## [Data entries]
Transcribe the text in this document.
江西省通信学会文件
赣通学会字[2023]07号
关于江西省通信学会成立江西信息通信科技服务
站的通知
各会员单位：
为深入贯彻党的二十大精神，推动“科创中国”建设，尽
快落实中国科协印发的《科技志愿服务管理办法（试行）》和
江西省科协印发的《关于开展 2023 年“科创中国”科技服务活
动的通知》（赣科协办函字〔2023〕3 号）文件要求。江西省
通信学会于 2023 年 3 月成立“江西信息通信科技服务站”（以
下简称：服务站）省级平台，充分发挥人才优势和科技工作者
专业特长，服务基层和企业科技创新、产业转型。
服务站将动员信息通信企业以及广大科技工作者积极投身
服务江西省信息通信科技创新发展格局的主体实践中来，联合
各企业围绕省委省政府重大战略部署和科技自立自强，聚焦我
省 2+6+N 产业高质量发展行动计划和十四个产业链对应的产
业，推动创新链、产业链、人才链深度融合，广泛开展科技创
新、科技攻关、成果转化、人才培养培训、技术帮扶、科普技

* * *

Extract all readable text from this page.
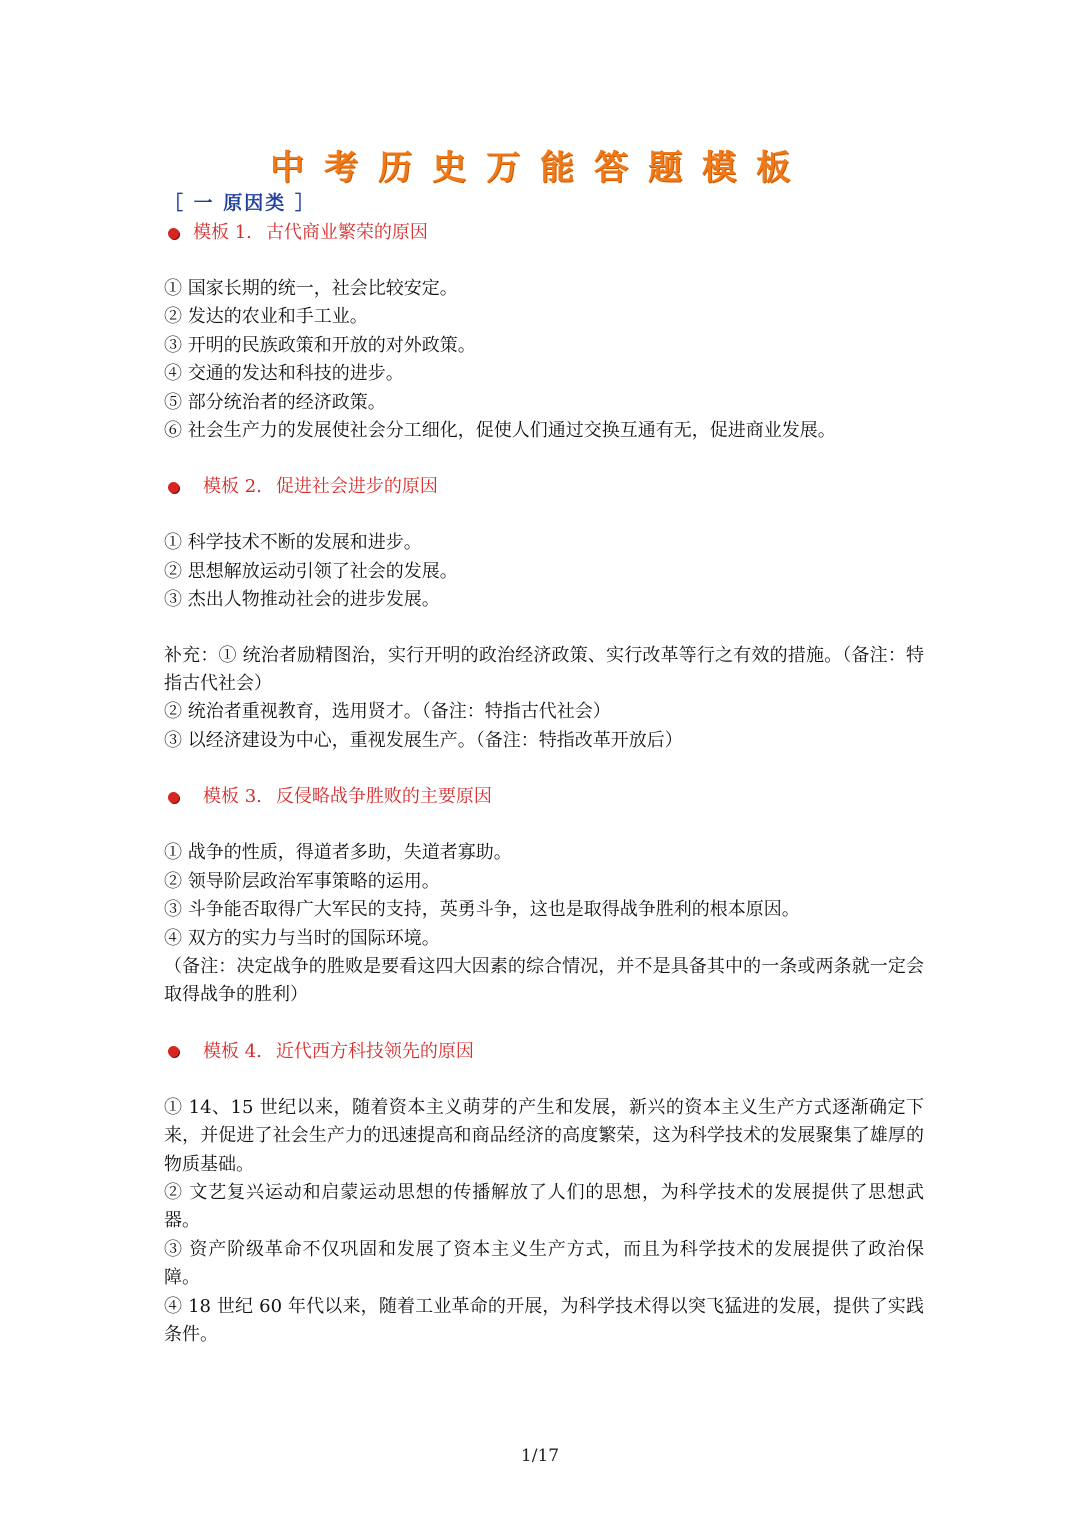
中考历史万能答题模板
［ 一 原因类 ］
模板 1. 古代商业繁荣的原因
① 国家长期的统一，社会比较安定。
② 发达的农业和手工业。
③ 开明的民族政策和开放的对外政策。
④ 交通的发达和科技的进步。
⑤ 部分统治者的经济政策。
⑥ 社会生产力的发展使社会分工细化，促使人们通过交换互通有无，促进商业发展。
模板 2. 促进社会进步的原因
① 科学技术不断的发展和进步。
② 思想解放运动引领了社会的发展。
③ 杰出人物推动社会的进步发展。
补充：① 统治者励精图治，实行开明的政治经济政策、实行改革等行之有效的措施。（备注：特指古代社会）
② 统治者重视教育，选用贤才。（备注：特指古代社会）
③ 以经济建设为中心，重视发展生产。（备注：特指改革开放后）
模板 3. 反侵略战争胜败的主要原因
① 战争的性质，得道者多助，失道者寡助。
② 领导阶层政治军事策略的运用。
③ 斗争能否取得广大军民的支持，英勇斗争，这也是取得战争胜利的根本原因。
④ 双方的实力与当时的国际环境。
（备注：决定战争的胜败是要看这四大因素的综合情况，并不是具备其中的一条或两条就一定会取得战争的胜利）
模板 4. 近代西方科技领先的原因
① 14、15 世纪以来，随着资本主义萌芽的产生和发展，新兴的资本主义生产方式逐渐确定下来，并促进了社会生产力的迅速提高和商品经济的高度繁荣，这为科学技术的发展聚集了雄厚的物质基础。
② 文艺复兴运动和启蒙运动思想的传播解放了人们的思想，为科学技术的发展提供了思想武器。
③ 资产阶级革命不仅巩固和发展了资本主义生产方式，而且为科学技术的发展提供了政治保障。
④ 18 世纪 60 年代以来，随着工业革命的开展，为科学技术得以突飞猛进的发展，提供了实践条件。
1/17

...

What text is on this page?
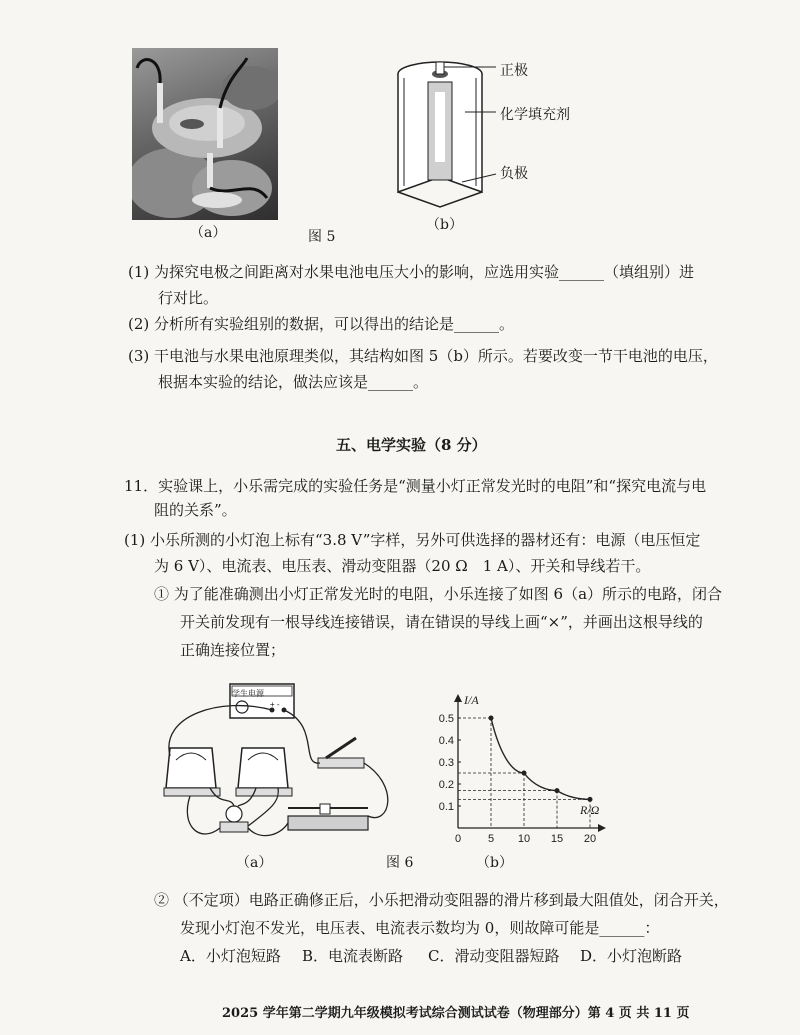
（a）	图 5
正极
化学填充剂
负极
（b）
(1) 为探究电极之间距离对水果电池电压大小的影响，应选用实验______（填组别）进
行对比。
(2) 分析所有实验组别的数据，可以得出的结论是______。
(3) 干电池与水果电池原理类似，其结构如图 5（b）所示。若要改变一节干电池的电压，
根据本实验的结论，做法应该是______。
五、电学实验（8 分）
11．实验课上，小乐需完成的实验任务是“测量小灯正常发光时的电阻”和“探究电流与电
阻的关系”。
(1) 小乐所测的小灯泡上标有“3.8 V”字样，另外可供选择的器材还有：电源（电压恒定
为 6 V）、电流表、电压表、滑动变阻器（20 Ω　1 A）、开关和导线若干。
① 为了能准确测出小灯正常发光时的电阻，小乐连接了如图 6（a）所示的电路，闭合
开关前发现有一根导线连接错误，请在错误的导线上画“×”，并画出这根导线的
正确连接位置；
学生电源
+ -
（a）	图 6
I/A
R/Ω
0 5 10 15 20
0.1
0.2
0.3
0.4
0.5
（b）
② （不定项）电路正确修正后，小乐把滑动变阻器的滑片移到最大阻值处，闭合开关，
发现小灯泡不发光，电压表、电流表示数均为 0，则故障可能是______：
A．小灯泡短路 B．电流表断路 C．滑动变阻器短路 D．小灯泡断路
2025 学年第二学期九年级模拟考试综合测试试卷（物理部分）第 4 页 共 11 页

## [What to produce]
Show every line from the listing above in which the string "page" appears.

## [The completed task]
Extract all readable text from this page.
What text is on this page?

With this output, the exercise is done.